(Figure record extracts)
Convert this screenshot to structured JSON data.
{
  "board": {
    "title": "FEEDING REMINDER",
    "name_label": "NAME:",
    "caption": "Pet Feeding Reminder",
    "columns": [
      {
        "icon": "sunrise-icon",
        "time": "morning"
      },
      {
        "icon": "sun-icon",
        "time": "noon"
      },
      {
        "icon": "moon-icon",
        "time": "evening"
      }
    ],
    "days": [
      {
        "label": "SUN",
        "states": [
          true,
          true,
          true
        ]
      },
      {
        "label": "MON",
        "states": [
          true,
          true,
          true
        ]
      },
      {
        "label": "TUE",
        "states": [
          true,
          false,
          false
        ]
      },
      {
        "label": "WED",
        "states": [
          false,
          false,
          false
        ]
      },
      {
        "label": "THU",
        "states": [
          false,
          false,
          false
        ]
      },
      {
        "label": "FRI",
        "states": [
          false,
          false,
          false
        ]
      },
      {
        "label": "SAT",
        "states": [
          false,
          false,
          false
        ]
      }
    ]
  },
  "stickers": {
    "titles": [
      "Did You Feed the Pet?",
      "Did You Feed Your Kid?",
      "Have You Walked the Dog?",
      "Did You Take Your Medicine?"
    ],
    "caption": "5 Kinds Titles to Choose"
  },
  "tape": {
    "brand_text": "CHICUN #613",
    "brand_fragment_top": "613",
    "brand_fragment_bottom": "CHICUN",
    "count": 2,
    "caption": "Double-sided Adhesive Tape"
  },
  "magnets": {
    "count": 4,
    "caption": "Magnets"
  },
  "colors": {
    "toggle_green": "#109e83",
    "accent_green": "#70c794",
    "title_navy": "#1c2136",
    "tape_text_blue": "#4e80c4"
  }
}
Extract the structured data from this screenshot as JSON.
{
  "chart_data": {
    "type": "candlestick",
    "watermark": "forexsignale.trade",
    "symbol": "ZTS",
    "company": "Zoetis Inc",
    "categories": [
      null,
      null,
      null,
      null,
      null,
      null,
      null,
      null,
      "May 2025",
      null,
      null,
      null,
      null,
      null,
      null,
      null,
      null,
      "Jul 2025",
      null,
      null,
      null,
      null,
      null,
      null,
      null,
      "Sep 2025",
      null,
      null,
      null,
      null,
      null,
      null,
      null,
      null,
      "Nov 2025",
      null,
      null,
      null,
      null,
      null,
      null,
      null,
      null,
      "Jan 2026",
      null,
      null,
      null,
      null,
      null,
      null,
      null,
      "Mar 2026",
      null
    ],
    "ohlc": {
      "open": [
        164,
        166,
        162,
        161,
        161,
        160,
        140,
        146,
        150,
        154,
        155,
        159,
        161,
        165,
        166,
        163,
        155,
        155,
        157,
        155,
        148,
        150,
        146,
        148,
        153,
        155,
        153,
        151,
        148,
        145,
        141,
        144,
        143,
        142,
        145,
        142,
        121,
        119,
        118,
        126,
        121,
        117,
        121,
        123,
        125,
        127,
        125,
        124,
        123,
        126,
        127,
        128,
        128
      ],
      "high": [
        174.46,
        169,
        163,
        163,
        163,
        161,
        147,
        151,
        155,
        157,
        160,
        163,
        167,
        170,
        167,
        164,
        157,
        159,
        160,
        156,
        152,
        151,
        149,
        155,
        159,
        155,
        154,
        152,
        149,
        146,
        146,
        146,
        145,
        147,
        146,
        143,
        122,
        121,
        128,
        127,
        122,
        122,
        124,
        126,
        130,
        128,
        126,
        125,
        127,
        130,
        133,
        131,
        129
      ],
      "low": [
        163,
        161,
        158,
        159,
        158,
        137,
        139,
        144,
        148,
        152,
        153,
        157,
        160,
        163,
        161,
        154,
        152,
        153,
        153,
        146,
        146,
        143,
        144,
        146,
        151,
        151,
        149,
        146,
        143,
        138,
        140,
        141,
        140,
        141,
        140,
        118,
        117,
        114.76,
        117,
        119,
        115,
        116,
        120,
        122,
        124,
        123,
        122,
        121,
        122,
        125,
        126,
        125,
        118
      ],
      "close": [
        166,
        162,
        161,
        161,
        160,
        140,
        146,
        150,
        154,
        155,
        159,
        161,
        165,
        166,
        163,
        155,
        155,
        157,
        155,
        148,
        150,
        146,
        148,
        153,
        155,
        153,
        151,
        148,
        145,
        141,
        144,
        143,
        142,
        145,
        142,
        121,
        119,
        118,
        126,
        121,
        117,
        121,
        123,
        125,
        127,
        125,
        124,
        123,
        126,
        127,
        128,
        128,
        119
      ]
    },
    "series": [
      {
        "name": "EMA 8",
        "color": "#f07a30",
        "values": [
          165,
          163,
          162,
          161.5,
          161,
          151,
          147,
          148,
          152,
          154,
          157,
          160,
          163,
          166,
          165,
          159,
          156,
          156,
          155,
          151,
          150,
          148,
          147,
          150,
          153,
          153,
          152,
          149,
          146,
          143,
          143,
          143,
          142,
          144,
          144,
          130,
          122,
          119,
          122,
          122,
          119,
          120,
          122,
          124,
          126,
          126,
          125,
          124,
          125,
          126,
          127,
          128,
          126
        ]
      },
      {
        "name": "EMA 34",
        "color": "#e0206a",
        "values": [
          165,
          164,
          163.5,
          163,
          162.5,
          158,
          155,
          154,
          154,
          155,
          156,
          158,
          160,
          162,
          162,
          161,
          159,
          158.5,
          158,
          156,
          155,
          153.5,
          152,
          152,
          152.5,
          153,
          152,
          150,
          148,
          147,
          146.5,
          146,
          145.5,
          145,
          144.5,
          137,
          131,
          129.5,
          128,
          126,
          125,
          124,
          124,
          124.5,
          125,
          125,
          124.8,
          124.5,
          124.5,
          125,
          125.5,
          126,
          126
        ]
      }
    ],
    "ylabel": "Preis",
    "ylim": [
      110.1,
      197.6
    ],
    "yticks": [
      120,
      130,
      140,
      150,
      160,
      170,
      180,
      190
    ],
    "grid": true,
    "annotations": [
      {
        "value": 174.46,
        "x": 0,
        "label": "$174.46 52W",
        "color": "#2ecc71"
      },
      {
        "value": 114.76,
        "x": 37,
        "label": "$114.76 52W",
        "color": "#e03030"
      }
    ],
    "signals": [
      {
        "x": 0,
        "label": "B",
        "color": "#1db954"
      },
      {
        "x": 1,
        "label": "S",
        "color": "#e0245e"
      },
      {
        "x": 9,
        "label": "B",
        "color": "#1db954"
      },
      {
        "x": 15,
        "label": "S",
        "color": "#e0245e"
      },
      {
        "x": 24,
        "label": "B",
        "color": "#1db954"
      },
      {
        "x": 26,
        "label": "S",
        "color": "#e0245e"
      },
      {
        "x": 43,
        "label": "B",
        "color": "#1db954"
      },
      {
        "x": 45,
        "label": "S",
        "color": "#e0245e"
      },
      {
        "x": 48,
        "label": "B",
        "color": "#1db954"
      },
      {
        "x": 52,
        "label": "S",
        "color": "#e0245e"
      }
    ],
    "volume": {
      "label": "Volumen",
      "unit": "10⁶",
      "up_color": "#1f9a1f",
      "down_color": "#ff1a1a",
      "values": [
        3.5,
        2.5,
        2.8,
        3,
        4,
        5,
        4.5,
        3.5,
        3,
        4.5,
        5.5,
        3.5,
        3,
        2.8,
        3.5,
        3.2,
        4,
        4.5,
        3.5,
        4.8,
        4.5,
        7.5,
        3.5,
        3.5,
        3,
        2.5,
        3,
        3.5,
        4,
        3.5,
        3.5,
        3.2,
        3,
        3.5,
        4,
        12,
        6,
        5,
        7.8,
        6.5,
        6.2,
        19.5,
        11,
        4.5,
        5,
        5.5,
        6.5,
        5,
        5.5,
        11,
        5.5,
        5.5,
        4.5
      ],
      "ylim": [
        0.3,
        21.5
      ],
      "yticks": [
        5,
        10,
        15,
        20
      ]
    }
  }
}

GIVEN TASK »
Repeat the records above exactly, leaving none out.

SOLUTION TO THE EXERCISE »
Convert this screenshot to structured JSON data.
{
  "board": {
    "title": "FEEDING REMINDER",
    "name_label": "NAME:",
    "caption": "Pet Feeding Reminder",
    "columns": [
      {
        "icon": "sunrise-icon",
        "time": "morning"
      },
      {
        "icon": "sun-icon",
        "time": "noon"
      },
      {
        "icon": "moon-icon",
        "time": "evening"
      }
    ],
    "days": [
      {
        "label": "SUN",
        "states": [
          true,
          true,
          true
        ]
      },
      {
        "label": "MON",
        "states": [
          true,
          true,
          true
        ]
      },
      {
        "label": "TUE",
        "states": [
          true,
          false,
          false
        ]
      },
      {
        "label": "WED",
        "states": [
          false,
          false,
          false
        ]
      },
      {
        "label": "THU",
        "states": [
          false,
          false,
          false
        ]
      },
      {
        "label": "FRI",
        "states": [
          false,
          false,
          false
        ]
      },
      {
        "label": "SAT",
        "states": [
          false,
          false,
          false
        ]
      }
    ]
  },
  "stickers": {
    "titles": [
      "Did You Feed the Pet?",
      "Did You Feed Your Kid?",
      "Have You Walked the Dog?",
      "Did You Take Your Medicine?"
    ],
    "caption": "5 Kinds Titles to Choose"
  },
  "tape": {
    "brand_text": "CHICUN #613",
    "brand_fragment_top": "613",
    "brand_fragment_bottom": "CHICUN",
    "count": 2,
    "caption": "Double-sided Adhesive Tape"
  },
  "magnets": {
    "count": 4,
    "caption": "Magnets"
  },
  "colors": {
    "toggle_green": "#109e83",
    "accent_green": "#70c794",
    "title_navy": "#1c2136",
    "tape_text_blue": "#4e80c4"
  }
}
Extract the structured data from this screenshot as JSON.
{
  "chart_data": {
    "type": "candlestick",
    "watermark": "forexsignale.trade",
    "symbol": "ZTS",
    "company": "Zoetis Inc",
    "categories": [
      null,
      null,
      null,
      null,
      null,
      null,
      null,
      null,
      "May 2025",
      null,
      null,
      null,
      null,
      null,
      null,
      null,
      null,
      "Jul 2025",
      null,
      null,
      null,
      null,
      null,
      null,
      null,
      "Sep 2025",
      null,
      null,
      null,
      null,
      null,
      null,
      null,
      null,
      "Nov 2025",
      null,
      null,
      null,
      null,
      null,
      null,
      null,
      null,
      "Jan 2026",
      null,
      null,
      null,
      null,
      null,
      null,
      null,
      "Mar 2026",
      null
    ],
    "ohlc": {
      "open": [
        164,
        166,
        162,
        161,
        161,
        160,
        140,
        146,
        150,
        154,
        155,
        159,
        161,
        165,
        166,
        163,
        155,
        155,
        157,
        155,
        148,
        150,
        146,
        148,
        153,
        155,
        153,
        151,
        148,
        145,
        141,
        144,
        143,
        142,
        145,
        142,
        121,
        119,
        118,
        126,
        121,
        117,
        121,
        123,
        125,
        127,
        125,
        124,
        123,
        126,
        127,
        128,
        128
      ],
      "high": [
        174.46,
        169,
        163,
        163,
        163,
        161,
        147,
        151,
        155,
        157,
        160,
        163,
        167,
        170,
        167,
        164,
        157,
        159,
        160,
        156,
        152,
        151,
        149,
        155,
        159,
        155,
        154,
        152,
        149,
        146,
        146,
        146,
        145,
        147,
        146,
        143,
        122,
        121,
        128,
        127,
        122,
        122,
        124,
        126,
        130,
        128,
        126,
        125,
        127,
        130,
        133,
        131,
        129
      ],
      "low": [
        163,
        161,
        158,
        159,
        158,
        137,
        139,
        144,
        148,
        152,
        153,
        157,
        160,
        163,
        161,
        154,
        152,
        153,
        153,
        146,
        146,
        143,
        144,
        146,
        151,
        151,
        149,
        146,
        143,
        138,
        140,
        141,
        140,
        141,
        140,
        118,
        117,
        114.76,
        117,
        119,
        115,
        116,
        120,
        122,
        124,
        123,
        122,
        121,
        122,
        125,
        126,
        125,
        118
      ],
      "close": [
        166,
        162,
        161,
        161,
        160,
        140,
        146,
        150,
        154,
        155,
        159,
        161,
        165,
        166,
        163,
        155,
        155,
        157,
        155,
        148,
        150,
        146,
        148,
        153,
        155,
        153,
        151,
        148,
        145,
        141,
        144,
        143,
        142,
        145,
        142,
        121,
        119,
        118,
        126,
        121,
        117,
        121,
        123,
        125,
        127,
        125,
        124,
        123,
        126,
        127,
        128,
        128,
        119
      ]
    },
    "series": [
      {
        "name": "EMA 8",
        "color": "#f07a30",
        "values": [
          165,
          163,
          162,
          161.5,
          161,
          151,
          147,
          148,
          152,
          154,
          157,
          160,
          163,
          166,
          165,
          159,
          156,
          156,
          155,
          151,
          150,
          148,
          147,
          150,
          153,
          153,
          152,
          149,
          146,
          143,
          143,
          143,
          142,
          144,
          144,
          130,
          122,
          119,
          122,
          122,
          119,
          120,
          122,
          124,
          126,
          126,
          125,
          124,
          125,
          126,
          127,
          128,
          126
        ]
      },
      {
        "name": "EMA 34",
        "color": "#e0206a",
        "values": [
          165,
          164,
          163.5,
          163,
          162.5,
          158,
          155,
          154,
          154,
          155,
          156,
          158,
          160,
          162,
          162,
          161,
          159,
          158.5,
          158,
          156,
          155,
          153.5,
          152,
          152,
          152.5,
          153,
          152,
          150,
          148,
          147,
          146.5,
          146,
          145.5,
          145,
          144.5,
          137,
          131,
          129.5,
          128,
          126,
          125,
          124,
          124,
          124.5,
          125,
          125,
          124.8,
          124.5,
          124.5,
          125,
          125.5,
          126,
          126
        ]
      }
    ],
    "ylabel": "Preis",
    "ylim": [
      110.1,
      197.6
    ],
    "yticks": [
      120,
      130,
      140,
      150,
      160,
      170,
      180,
      190
    ],
    "grid": true,
    "annotations": [
      {
        "value": 174.46,
        "x": 0,
        "label": "$174.46 52W",
        "color": "#2ecc71"
      },
      {
        "value": 114.76,
        "x": 37,
        "label": "$114.76 52W",
        "color": "#e03030"
      }
    ],
    "signals": [
      {
        "x": 0,
        "label": "B",
        "color": "#1db954"
      },
      {
        "x": 1,
        "label": "S",
        "color": "#e0245e"
      },
      {
        "x": 9,
        "label": "B",
        "color": "#1db954"
      },
      {
        "x": 15,
        "label": "S",
        "color": "#e0245e"
      },
      {
        "x": 24,
        "label": "B",
        "color": "#1db954"
      },
      {
        "x": 26,
        "label": "S",
        "color": "#e0245e"
      },
      {
        "x": 43,
        "label": "B",
        "color": "#1db954"
      },
      {
        "x": 45,
        "label": "S",
        "color": "#e0245e"
      },
      {
        "x": 48,
        "label": "B",
        "color": "#1db954"
      },
      {
        "x": 52,
        "label": "S",
        "color": "#e0245e"
      }
    ],
    "volume": {
      "label": "Volumen",
      "unit": "10⁶",
      "up_color": "#1f9a1f",
      "down_color": "#ff1a1a",
      "values": [
        3.5,
        2.5,
        2.8,
        3,
        4,
        5,
        4.5,
        3.5,
        3,
        4.5,
        5.5,
        3.5,
        3,
        2.8,
        3.5,
        3.2,
        4,
        4.5,
        3.5,
        4.8,
        4.5,
        7.5,
        3.5,
        3.5,
        3,
        2.5,
        3,
        3.5,
        4,
        3.5,
        3.5,
        3.2,
        3,
        3.5,
        4,
        12,
        6,
        5,
        7.8,
        6.5,
        6.2,
        19.5,
        11,
        4.5,
        5,
        5.5,
        6.5,
        5,
        5.5,
        11,
        5.5,
        5.5,
        4.5
      ],
      "ylim": [
        0.3,
        21.5
      ],
      "yticks": [
        5,
        10,
        15,
        20
      ]
    }
  }
}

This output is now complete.